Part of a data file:
==================================================

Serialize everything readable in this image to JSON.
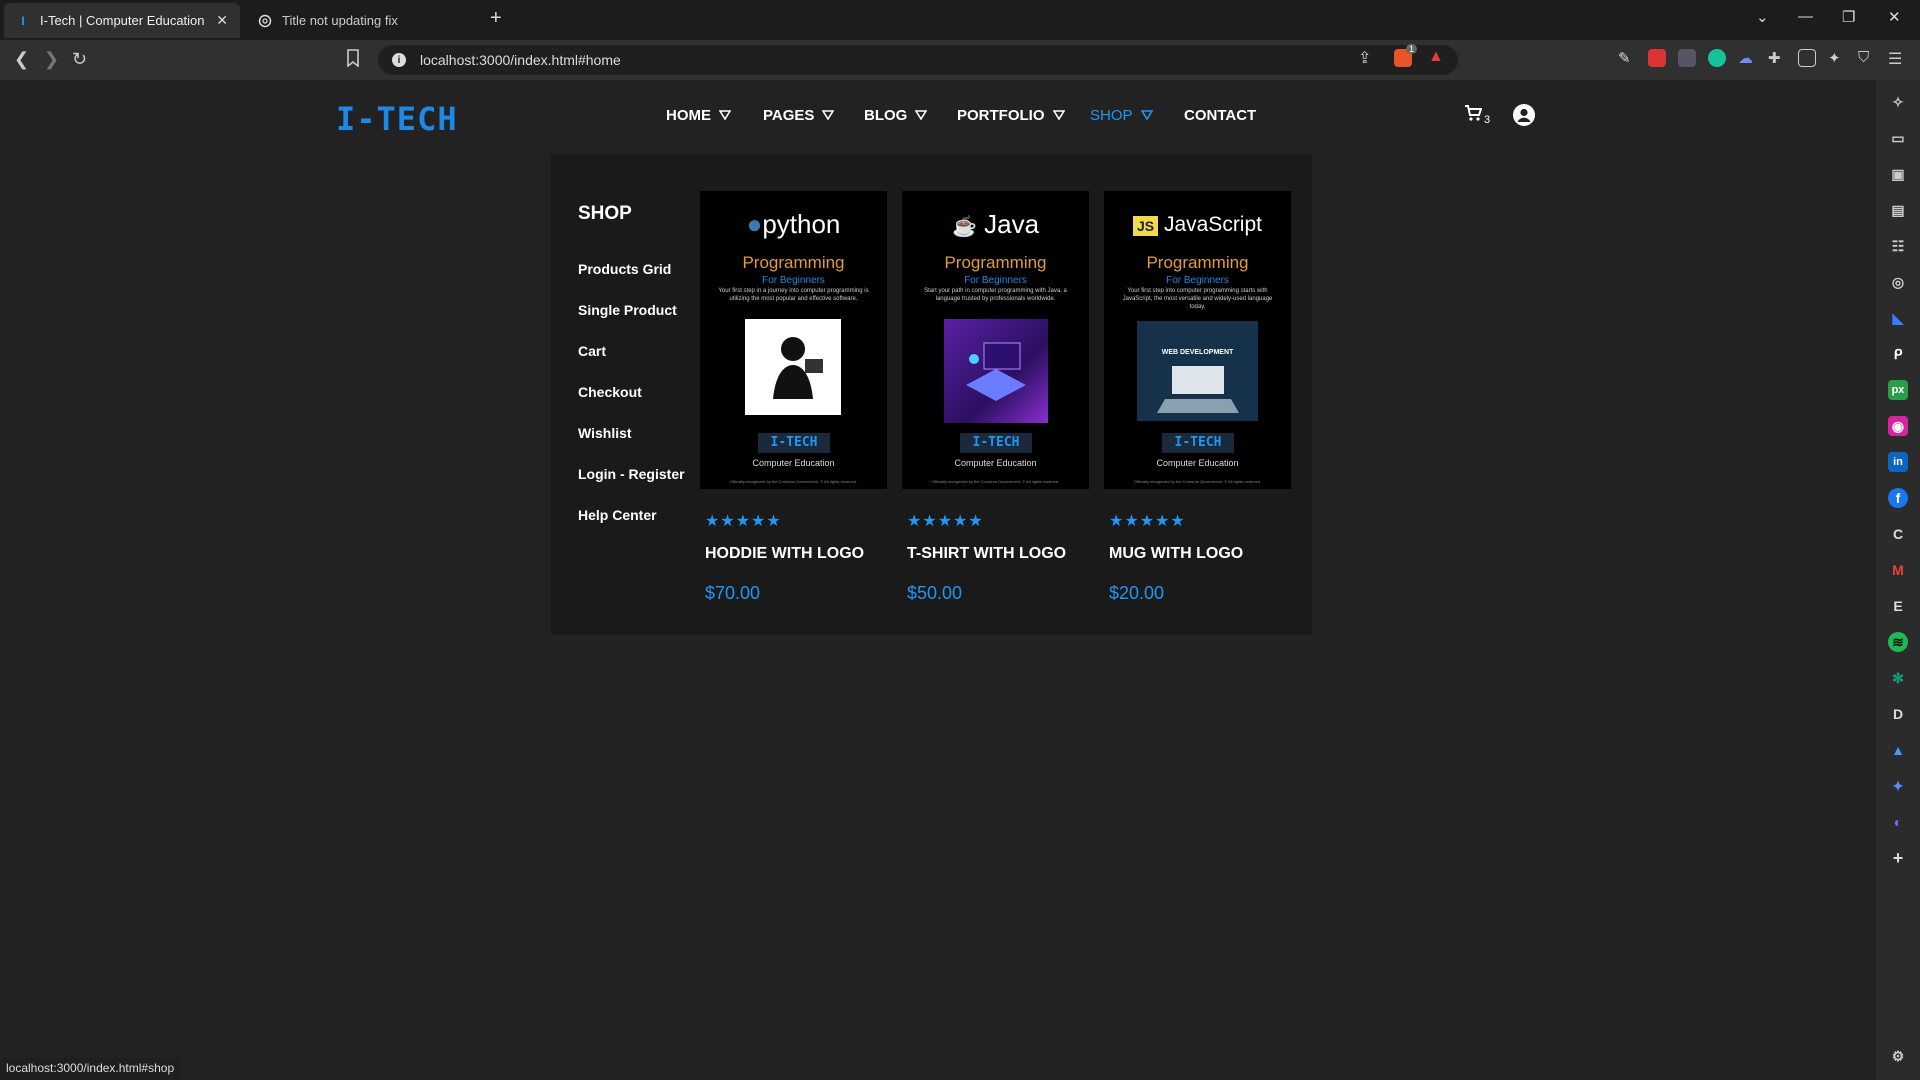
{
  "browser": {
    "tabs": [
      {
        "title": "I-Tech | Computer Education In",
        "favicon": "I",
        "active": true
      },
      {
        "title": "Title not updating fix",
        "favicon": "chatgpt-icon",
        "active": false
      }
    ],
    "url": "localhost:3000/index.html#home",
    "status_url": "localhost:3000/index.html#shop",
    "ext_badge": "1"
  },
  "site": {
    "logo": "I-TECH",
    "nav": [
      {
        "label": "HOME",
        "has_dropdown": true,
        "active": false
      },
      {
        "label": "PAGES",
        "has_dropdown": true,
        "active": false
      },
      {
        "label": "BLOG",
        "has_dropdown": true,
        "active": false
      },
      {
        "label": "PORTFOLIO",
        "has_dropdown": true,
        "active": false
      },
      {
        "label": "SHOP",
        "has_dropdown": true,
        "active": true
      },
      {
        "label": "CONTACT",
        "has_dropdown": false,
        "active": false
      }
    ],
    "cart_count": "3",
    "accent": "#2196f3"
  },
  "shop_menu": {
    "title": "SHOP",
    "links": [
      "Products Grid",
      "Single Product",
      "Cart",
      "Checkout",
      "Wishlist",
      "Login - Register",
      "Help Center"
    ],
    "products": [
      {
        "name": "HODDIE WITH LOGO",
        "price": "$70.00",
        "rating": 5,
        "cover": {
          "language": "python",
          "title": "Programming",
          "subtitle": "For Beginners",
          "desc": "Your first step in a journey into computer programming is utilizing the most popular and effective software.",
          "brand": "I-TECH",
          "brand_sub": "Computer Education",
          "foot": "Officially recognized by the Comoros Government. © All rights reserved."
        }
      },
      {
        "name": "T-SHIRT WITH LOGO",
        "price": "$50.00",
        "rating": 5,
        "cover": {
          "language": "Java",
          "title": "Programming",
          "subtitle": "For Beginners",
          "desc": "Start your path in computer programming with Java, a language trusted by professionals worldwide.",
          "brand": "I-TECH",
          "brand_sub": "Computer Education",
          "foot": "Officially recognized by the Comoros Government. © All rights reserved."
        }
      },
      {
        "name": "MUG WITH LOGO",
        "price": "$20.00",
        "rating": 5,
        "cover": {
          "language": "JavaScript",
          "title": "Programming",
          "subtitle": "For Beginners",
          "desc": "Your first step into computer programming starts with JavaScript, the most versatile and widely-used language today.",
          "brand": "I-TECH",
          "brand_sub": "Computer Education",
          "art_label": "WEB DEVELOPMENT",
          "foot": "Officially recognized by the Comoros Government. © All rights reserved."
        }
      }
    ]
  }
}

==================================================

** DO THIS **
Set the data above down again exactly as given, with no pictures.

** CORRECT OUTPUT **
Serialize everything readable in this image to JSON.
{
  "browser": {
    "tabs": [
      {
        "title": "I-Tech | Computer Education In",
        "favicon": "I",
        "active": true
      },
      {
        "title": "Title not updating fix",
        "favicon": "chatgpt-icon",
        "active": false
      }
    ],
    "url": "localhost:3000/index.html#home",
    "status_url": "localhost:3000/index.html#shop",
    "ext_badge": "1"
  },
  "site": {
    "logo": "I-TECH",
    "nav": [
      {
        "label": "HOME",
        "has_dropdown": true,
        "active": false
      },
      {
        "label": "PAGES",
        "has_dropdown": true,
        "active": false
      },
      {
        "label": "BLOG",
        "has_dropdown": true,
        "active": false
      },
      {
        "label": "PORTFOLIO",
        "has_dropdown": true,
        "active": false
      },
      {
        "label": "SHOP",
        "has_dropdown": true,
        "active": true
      },
      {
        "label": "CONTACT",
        "has_dropdown": false,
        "active": false
      }
    ],
    "cart_count": "3",
    "accent": "#2196f3"
  },
  "shop_menu": {
    "title": "SHOP",
    "links": [
      "Products Grid",
      "Single Product",
      "Cart",
      "Checkout",
      "Wishlist",
      "Login - Register",
      "Help Center"
    ],
    "products": [
      {
        "name": "HODDIE WITH LOGO",
        "price": "$70.00",
        "rating": 5,
        "cover": {
          "language": "python",
          "title": "Programming",
          "subtitle": "For Beginners",
          "desc": "Your first step in a journey into computer programming is utilizing the most popular and effective software.",
          "brand": "I-TECH",
          "brand_sub": "Computer Education",
          "foot": "Officially recognized by the Comoros Government. © All rights reserved."
        }
      },
      {
        "name": "T-SHIRT WITH LOGO",
        "price": "$50.00",
        "rating": 5,
        "cover": {
          "language": "Java",
          "title": "Programming",
          "subtitle": "For Beginners",
          "desc": "Start your path in computer programming with Java, a language trusted by professionals worldwide.",
          "brand": "I-TECH",
          "brand_sub": "Computer Education",
          "foot": "Officially recognized by the Comoros Government. © All rights reserved."
        }
      },
      {
        "name": "MUG WITH LOGO",
        "price": "$20.00",
        "rating": 5,
        "cover": {
          "language": "JavaScript",
          "title": "Programming",
          "subtitle": "For Beginners",
          "desc": "Your first step into computer programming starts with JavaScript, the most versatile and widely-used language today.",
          "brand": "I-TECH",
          "brand_sub": "Computer Education",
          "art_label": "WEB DEVELOPMENT",
          "foot": "Officially recognized by the Comoros Government. © All rights reserved."
        }
      }
    ]
  }
}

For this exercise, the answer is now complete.